What is needed |
Return all of the entries exactly, with nothing added or left out.

── Listed records

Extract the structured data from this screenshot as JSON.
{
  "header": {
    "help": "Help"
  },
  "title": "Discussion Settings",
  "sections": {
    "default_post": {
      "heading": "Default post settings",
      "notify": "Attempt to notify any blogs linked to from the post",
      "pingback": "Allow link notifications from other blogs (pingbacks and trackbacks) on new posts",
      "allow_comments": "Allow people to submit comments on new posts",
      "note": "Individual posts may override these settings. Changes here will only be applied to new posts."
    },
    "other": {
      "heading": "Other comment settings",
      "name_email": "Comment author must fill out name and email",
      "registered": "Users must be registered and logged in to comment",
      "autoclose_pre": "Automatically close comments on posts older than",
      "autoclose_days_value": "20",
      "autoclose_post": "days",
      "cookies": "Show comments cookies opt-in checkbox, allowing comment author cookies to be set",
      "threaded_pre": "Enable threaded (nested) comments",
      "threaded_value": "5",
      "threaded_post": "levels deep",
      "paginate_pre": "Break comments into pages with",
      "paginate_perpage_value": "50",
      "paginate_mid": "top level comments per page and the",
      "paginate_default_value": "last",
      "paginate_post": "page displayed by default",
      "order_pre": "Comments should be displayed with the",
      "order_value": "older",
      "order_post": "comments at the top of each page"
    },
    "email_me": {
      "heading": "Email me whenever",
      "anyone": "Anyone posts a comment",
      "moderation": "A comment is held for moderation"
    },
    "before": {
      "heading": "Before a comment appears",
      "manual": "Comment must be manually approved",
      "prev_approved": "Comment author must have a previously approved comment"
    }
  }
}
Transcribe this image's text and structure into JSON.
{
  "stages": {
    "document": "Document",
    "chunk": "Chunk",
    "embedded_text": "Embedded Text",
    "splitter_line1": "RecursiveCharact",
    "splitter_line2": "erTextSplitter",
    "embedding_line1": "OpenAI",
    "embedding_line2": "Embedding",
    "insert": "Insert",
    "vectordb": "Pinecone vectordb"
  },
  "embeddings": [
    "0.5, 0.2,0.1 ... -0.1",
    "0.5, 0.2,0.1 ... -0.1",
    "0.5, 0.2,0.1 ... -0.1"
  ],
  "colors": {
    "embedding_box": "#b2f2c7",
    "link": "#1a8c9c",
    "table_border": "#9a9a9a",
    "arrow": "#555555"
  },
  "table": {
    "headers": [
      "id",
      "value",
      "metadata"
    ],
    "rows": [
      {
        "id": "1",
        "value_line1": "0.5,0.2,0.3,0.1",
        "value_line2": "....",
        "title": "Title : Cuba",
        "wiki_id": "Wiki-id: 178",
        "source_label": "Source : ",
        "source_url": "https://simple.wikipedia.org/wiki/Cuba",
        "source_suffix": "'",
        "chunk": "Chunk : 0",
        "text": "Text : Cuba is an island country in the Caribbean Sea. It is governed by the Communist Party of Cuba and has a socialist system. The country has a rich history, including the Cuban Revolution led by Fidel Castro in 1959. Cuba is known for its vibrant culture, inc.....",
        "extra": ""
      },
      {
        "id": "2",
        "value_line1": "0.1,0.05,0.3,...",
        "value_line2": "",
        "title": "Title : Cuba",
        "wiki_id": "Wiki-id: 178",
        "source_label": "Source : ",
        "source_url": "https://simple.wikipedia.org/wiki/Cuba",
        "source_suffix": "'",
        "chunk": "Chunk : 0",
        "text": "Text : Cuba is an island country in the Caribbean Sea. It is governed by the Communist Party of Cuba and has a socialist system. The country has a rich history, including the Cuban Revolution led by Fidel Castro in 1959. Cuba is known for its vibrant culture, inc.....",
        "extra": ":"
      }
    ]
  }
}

────

Output of the exercise |
Extract the structured data from this screenshot as JSON.
{
  "header": {
    "help": "Help"
  },
  "title": "Discussion Settings",
  "sections": {
    "default_post": {
      "heading": "Default post settings",
      "notify": "Attempt to notify any blogs linked to from the post",
      "pingback": "Allow link notifications from other blogs (pingbacks and trackbacks) on new posts",
      "allow_comments": "Allow people to submit comments on new posts",
      "note": "Individual posts may override these settings. Changes here will only be applied to new posts."
    },
    "other": {
      "heading": "Other comment settings",
      "name_email": "Comment author must fill out name and email",
      "registered": "Users must be registered and logged in to comment",
      "autoclose_pre": "Automatically close comments on posts older than",
      "autoclose_days_value": "20",
      "autoclose_post": "days",
      "cookies": "Show comments cookies opt-in checkbox, allowing comment author cookies to be set",
      "threaded_pre": "Enable threaded (nested) comments",
      "threaded_value": "5",
      "threaded_post": "levels deep",
      "paginate_pre": "Break comments into pages with",
      "paginate_perpage_value": "50",
      "paginate_mid": "top level comments per page and the",
      "paginate_default_value": "last",
      "paginate_post": "page displayed by default",
      "order_pre": "Comments should be displayed with the",
      "order_value": "older",
      "order_post": "comments at the top of each page"
    },
    "email_me": {
      "heading": "Email me whenever",
      "anyone": "Anyone posts a comment",
      "moderation": "A comment is held for moderation"
    },
    "before": {
      "heading": "Before a comment appears",
      "manual": "Comment must be manually approved",
      "prev_approved": "Comment author must have a previously approved comment"
    }
  }
}
Transcribe this image's text and structure into JSON.
{
  "stages": {
    "document": "Document",
    "chunk": "Chunk",
    "embedded_text": "Embedded Text",
    "splitter_line1": "RecursiveCharact",
    "splitter_line2": "erTextSplitter",
    "embedding_line1": "OpenAI",
    "embedding_line2": "Embedding",
    "insert": "Insert",
    "vectordb": "Pinecone vectordb"
  },
  "embeddings": [
    "0.5, 0.2,0.1 ... -0.1",
    "0.5, 0.2,0.1 ... -0.1",
    "0.5, 0.2,0.1 ... -0.1"
  ],
  "colors": {
    "embedding_box": "#b2f2c7",
    "link": "#1a8c9c",
    "table_border": "#9a9a9a",
    "arrow": "#555555"
  },
  "table": {
    "headers": [
      "id",
      "value",
      "metadata"
    ],
    "rows": [
      {
        "id": "1",
        "value_line1": "0.5,0.2,0.3,0.1",
        "value_line2": "....",
        "title": "Title : Cuba",
        "wiki_id": "Wiki-id: 178",
        "source_label": "Source : ",
        "source_url": "https://simple.wikipedia.org/wiki/Cuba",
        "source_suffix": "'",
        "chunk": "Chunk : 0",
        "text": "Text : Cuba is an island country in the Caribbean Sea. It is governed by the Communist Party of Cuba and has a socialist system. The country has a rich history, including the Cuban Revolution led by Fidel Castro in 1959. Cuba is known for its vibrant culture, inc.....",
        "extra": ""
      },
      {
        "id": "2",
        "value_line1": "0.1,0.05,0.3,...",
        "value_line2": "",
        "title": "Title : Cuba",
        "wiki_id": "Wiki-id: 178",
        "source_label": "Source : ",
        "source_url": "https://simple.wikipedia.org/wiki/Cuba",
        "source_suffix": "'",
        "chunk": "Chunk : 0",
        "text": "Text : Cuba is an island country in the Caribbean Sea. It is governed by the Communist Party of Cuba and has a socialist system. The country has a rich history, including the Cuban Revolution led by Fidel Castro in 1959. Cuba is known for its vibrant culture, inc.....",
        "extra": ":"
      }
    ]
  }
}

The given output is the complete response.